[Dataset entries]
________
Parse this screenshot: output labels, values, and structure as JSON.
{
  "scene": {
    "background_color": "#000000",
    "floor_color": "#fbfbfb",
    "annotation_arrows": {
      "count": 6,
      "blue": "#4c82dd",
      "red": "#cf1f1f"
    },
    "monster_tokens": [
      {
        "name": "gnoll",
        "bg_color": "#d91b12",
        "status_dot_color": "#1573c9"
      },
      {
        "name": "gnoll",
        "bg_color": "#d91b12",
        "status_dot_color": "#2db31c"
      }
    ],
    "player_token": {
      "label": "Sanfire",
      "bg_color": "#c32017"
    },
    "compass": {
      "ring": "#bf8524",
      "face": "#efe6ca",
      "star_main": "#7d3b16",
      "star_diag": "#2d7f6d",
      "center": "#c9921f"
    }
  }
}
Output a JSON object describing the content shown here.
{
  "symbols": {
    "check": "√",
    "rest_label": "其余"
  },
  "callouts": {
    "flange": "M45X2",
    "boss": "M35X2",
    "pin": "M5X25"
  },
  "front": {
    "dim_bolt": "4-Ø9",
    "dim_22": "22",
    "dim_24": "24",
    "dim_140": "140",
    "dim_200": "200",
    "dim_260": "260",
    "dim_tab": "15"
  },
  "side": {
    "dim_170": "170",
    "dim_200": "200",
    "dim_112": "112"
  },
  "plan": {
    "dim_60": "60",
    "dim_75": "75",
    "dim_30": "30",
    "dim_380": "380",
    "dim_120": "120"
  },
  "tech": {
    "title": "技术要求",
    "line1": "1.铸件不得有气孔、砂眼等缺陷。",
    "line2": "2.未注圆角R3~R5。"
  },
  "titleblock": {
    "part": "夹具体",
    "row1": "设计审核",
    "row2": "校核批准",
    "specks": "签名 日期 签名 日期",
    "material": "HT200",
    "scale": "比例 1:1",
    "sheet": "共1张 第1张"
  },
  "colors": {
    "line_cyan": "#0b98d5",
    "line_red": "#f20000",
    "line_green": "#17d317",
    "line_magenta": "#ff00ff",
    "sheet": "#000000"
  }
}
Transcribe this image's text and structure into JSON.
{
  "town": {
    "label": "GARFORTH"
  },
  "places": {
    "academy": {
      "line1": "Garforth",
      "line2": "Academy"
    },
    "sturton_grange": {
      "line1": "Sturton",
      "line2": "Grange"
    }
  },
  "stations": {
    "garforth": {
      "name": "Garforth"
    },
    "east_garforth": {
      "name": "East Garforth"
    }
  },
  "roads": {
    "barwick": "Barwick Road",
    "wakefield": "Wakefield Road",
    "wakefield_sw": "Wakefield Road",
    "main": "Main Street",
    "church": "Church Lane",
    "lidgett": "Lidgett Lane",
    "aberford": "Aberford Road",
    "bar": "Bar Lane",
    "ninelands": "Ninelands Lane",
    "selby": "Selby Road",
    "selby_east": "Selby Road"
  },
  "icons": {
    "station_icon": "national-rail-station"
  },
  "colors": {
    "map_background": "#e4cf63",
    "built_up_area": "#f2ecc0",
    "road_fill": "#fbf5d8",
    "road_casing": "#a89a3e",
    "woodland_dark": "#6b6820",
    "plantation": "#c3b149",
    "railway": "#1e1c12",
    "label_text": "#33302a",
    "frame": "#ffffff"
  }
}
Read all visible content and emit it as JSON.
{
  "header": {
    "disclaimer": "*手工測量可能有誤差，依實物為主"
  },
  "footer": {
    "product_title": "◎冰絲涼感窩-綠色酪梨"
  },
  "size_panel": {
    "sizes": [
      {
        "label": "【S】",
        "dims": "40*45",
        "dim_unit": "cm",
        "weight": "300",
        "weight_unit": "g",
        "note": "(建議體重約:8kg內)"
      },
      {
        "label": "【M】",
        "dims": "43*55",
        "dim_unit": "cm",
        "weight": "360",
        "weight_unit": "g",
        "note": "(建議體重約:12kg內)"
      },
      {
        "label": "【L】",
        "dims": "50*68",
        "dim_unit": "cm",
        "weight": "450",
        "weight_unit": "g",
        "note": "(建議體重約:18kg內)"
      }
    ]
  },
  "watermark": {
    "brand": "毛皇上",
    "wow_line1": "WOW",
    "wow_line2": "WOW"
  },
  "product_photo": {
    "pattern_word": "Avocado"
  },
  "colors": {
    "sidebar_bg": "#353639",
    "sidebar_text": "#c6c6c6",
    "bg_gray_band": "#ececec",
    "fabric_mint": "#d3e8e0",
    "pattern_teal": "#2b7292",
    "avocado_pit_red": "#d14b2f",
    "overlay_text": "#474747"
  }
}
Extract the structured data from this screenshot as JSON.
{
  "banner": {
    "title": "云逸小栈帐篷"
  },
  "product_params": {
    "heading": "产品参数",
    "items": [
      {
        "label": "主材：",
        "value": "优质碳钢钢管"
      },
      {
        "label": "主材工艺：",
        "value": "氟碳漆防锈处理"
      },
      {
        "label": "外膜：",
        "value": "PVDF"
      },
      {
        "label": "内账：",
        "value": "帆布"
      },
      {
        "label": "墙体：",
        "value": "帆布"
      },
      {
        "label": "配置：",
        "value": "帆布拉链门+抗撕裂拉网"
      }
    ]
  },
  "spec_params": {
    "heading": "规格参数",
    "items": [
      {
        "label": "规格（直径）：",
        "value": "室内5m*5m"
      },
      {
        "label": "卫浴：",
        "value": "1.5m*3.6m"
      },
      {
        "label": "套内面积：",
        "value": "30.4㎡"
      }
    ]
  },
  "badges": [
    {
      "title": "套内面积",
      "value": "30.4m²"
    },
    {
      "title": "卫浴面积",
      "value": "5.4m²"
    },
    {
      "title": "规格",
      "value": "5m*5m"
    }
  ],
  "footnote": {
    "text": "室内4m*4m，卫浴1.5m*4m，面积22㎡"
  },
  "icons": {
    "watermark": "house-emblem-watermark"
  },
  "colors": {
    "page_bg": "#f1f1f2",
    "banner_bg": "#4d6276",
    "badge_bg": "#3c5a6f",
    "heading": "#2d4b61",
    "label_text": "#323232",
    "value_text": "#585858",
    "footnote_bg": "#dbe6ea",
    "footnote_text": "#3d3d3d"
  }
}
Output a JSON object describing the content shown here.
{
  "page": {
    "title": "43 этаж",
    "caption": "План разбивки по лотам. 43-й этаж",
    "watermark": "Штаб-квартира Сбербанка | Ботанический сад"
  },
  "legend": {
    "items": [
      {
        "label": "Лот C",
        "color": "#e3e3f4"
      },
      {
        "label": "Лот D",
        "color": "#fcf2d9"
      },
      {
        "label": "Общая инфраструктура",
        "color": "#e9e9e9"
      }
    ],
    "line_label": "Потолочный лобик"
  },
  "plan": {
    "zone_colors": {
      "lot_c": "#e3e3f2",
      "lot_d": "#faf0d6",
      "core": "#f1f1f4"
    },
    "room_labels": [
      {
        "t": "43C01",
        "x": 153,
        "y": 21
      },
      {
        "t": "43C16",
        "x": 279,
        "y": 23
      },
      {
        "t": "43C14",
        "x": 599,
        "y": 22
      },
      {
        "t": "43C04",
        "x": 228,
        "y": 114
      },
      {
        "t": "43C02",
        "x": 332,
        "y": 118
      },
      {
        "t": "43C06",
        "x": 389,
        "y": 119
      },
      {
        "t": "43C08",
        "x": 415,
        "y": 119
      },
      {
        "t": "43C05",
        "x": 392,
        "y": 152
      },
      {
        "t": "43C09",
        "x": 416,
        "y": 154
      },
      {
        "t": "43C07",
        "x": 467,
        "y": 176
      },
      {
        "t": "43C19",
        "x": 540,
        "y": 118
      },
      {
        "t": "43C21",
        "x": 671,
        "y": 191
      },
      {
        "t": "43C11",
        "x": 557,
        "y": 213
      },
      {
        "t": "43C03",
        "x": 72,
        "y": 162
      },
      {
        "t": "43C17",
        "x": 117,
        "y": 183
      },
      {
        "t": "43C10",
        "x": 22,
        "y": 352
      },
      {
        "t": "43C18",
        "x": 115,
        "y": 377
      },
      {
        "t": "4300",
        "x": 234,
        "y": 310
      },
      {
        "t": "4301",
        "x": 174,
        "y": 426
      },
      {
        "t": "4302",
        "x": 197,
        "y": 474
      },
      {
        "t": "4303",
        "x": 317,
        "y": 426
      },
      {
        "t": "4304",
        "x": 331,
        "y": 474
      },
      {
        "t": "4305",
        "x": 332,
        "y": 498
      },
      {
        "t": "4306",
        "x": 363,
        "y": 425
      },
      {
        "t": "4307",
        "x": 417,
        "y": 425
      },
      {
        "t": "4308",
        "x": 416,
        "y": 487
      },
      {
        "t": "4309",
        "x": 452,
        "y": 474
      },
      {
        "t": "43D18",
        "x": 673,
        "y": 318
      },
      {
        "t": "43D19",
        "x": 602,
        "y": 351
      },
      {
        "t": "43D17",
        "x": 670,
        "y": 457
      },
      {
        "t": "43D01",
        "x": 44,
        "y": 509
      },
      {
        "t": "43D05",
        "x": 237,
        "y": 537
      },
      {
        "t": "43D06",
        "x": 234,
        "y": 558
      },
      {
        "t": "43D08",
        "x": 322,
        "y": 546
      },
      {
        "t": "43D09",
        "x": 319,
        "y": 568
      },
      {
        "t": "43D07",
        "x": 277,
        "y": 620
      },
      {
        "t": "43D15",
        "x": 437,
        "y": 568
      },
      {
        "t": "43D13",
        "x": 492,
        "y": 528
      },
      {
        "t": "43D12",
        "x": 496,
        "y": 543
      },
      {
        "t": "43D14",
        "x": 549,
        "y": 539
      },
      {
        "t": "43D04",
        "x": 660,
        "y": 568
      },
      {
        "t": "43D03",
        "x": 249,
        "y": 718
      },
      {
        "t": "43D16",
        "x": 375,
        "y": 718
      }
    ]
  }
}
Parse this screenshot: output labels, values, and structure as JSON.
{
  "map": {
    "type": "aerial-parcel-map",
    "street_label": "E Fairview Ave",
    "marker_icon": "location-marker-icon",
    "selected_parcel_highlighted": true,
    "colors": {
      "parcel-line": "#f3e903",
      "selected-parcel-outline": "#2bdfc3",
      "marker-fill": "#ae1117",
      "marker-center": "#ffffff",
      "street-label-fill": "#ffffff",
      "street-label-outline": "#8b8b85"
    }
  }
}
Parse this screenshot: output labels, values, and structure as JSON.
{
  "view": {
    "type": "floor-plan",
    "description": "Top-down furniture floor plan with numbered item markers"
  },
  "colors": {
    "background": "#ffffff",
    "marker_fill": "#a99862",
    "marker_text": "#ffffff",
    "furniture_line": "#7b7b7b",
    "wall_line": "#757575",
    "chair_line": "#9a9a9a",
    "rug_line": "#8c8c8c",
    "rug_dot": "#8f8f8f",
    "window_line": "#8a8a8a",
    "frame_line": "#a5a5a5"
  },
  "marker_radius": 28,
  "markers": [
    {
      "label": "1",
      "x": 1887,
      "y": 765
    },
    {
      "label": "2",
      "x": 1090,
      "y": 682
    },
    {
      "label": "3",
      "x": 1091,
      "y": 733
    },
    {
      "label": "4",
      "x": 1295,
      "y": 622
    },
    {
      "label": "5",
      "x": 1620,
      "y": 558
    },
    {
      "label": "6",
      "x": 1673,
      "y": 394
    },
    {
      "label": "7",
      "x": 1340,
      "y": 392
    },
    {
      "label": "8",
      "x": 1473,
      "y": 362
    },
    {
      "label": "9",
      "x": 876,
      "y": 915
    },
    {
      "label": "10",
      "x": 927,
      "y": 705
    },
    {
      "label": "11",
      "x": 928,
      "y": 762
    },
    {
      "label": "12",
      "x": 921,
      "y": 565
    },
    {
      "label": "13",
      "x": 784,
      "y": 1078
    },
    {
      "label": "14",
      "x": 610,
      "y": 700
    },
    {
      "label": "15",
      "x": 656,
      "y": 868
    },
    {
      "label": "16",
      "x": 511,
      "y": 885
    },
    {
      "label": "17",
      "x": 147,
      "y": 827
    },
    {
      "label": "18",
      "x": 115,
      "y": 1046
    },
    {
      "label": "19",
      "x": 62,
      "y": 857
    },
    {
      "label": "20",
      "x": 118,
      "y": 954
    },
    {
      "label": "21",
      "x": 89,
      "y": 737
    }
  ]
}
________
## What you will do:
Go through the listing above and pull out each line containing the word "center".

## Task output:
      "center": "#c9921f"
      "marker-center": "#ffffff",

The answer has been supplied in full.